* START RAW RECORDS *

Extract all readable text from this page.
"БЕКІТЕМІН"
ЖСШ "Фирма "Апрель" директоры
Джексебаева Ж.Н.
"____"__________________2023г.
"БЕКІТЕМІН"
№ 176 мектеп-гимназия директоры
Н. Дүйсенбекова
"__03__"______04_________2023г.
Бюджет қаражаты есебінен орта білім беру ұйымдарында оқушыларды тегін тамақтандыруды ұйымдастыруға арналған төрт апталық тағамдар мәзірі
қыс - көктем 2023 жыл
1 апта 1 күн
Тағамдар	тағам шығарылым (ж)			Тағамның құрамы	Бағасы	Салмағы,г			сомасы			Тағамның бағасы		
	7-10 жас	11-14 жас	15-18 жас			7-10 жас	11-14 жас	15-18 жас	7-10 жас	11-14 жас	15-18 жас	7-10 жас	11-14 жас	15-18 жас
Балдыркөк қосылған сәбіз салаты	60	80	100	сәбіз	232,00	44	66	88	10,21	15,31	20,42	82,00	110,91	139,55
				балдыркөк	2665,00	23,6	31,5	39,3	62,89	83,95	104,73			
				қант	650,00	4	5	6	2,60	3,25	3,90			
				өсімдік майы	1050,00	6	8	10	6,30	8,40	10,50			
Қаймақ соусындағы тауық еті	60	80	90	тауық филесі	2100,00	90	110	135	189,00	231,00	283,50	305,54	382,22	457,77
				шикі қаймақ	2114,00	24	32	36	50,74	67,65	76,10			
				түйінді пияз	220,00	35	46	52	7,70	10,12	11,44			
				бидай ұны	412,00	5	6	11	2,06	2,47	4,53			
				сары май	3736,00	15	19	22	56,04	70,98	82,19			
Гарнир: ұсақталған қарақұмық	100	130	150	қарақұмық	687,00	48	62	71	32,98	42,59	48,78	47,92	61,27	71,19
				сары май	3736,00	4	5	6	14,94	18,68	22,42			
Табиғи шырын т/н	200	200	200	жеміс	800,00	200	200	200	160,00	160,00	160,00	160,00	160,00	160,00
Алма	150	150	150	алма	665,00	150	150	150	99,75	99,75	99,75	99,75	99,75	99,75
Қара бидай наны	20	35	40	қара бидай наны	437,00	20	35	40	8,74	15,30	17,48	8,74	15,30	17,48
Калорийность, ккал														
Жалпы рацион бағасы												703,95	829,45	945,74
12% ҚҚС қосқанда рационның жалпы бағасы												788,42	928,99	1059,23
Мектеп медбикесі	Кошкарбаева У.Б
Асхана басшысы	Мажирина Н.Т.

* END RAW RECORDS *

▸ PROBLEM STATEMENT: Reproduce the entries above in full, verbatim.

▸ FINISHED EXERCISE:
Extract all readable text from this page.
"БЕКІТЕМІН"
ЖСШ "Фирма "Апрель" директоры
Джексебаева Ж.Н.
"____"__________________2023г.
"БЕКІТЕМІН"
№ 176 мектеп-гимназия директоры
Н. Дүйсенбекова
"__03__"______04_________2023г.
Бюджет қаражаты есебінен орта білім беру ұйымдарында оқушыларды тегін тамақтандыруды ұйымдастыруға арналған төрт апталық тағамдар мәзірі
қыс - көктем 2023 жыл
1 апта 1 күн
Тағамдар	тағам шығарылым (ж)			Тағамның құрамы	Бағасы	Салмағы,г			сомасы			Тағамның бағасы		
	7-10 жас	11-14 жас	15-18 жас			7-10 жас	11-14 жас	15-18 жас	7-10 жас	11-14 жас	15-18 жас	7-10 жас	11-14 жас	15-18 жас
Балдыркөк қосылған сәбіз салаты	60	80	100	сәбіз	232,00	44	66	88	10,21	15,31	20,42	82,00	110,91	139,55
				балдыркөк	2665,00	23,6	31,5	39,3	62,89	83,95	104,73			
				қант	650,00	4	5	6	2,60	3,25	3,90			
				өсімдік майы	1050,00	6	8	10	6,30	8,40	10,50			
Қаймақ соусындағы тауық еті	60	80	90	тауық филесі	2100,00	90	110	135	189,00	231,00	283,50	305,54	382,22	457,77
				шикі қаймақ	2114,00	24	32	36	50,74	67,65	76,10			
				түйінді пияз	220,00	35	46	52	7,70	10,12	11,44			
				бидай ұны	412,00	5	6	11	2,06	2,47	4,53			
				сары май	3736,00	15	19	22	56,04	70,98	82,19			
Гарнир: ұсақталған қарақұмық	100	130	150	қарақұмық	687,00	48	62	71	32,98	42,59	48,78	47,92	61,27	71,19
				сары май	3736,00	4	5	6	14,94	18,68	22,42			
Табиғи шырын т/н	200	200	200	жеміс	800,00	200	200	200	160,00	160,00	160,00	160,00	160,00	160,00
Алма	150	150	150	алма	665,00	150	150	150	99,75	99,75	99,75	99,75	99,75	99,75
Қара бидай наны	20	35	40	қара бидай наны	437,00	20	35	40	8,74	15,30	17,48	8,74	15,30	17,48
Калорийность, ккал														
Жалпы рацион бағасы												703,95	829,45	945,74
12% ҚҚС қосқанда рационның жалпы бағасы												788,42	928,99	1059,23
Мектеп медбикесі	Кошкарбаева У.Б
Асхана басшысы	Мажирина Н.Т.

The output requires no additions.